[start]

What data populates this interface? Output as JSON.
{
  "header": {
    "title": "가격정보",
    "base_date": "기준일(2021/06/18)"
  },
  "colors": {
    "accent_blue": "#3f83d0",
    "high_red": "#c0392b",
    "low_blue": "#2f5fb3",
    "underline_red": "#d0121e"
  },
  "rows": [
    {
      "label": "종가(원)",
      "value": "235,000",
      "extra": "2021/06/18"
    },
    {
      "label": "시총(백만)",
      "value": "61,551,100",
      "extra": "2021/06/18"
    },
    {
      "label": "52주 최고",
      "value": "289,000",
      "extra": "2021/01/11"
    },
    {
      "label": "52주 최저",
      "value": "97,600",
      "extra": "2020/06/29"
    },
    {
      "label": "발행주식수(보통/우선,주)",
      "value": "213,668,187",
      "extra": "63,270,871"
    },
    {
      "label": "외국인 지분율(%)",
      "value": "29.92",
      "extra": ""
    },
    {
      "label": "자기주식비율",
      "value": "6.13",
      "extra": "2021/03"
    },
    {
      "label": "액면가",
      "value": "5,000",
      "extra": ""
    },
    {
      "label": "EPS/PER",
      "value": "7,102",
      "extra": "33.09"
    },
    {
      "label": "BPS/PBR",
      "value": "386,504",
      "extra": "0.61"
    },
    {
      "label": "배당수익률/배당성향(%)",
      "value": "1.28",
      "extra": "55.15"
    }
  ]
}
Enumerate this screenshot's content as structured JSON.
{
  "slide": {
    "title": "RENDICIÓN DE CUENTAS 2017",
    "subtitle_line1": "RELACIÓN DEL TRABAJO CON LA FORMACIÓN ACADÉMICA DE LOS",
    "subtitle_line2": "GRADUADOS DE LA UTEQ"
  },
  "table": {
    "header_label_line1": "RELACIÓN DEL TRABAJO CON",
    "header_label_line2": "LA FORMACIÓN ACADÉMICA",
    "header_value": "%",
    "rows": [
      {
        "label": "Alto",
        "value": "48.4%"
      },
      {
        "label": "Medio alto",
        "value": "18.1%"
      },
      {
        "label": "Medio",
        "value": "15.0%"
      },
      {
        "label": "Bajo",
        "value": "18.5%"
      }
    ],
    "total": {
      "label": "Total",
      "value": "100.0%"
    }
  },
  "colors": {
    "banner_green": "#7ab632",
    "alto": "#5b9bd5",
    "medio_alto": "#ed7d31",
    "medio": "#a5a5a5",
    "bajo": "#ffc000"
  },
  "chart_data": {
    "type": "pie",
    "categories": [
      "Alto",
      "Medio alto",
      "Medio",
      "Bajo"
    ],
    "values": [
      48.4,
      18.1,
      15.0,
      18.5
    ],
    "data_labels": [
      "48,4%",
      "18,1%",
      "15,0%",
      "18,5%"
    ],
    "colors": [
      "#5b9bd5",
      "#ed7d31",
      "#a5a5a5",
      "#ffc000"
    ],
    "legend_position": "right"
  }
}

[end]

▸ Brief:
Identify the lines in the records above that contain the word "ACADÉMICA", then state how many there are and nothing more.

▸ The answer:
2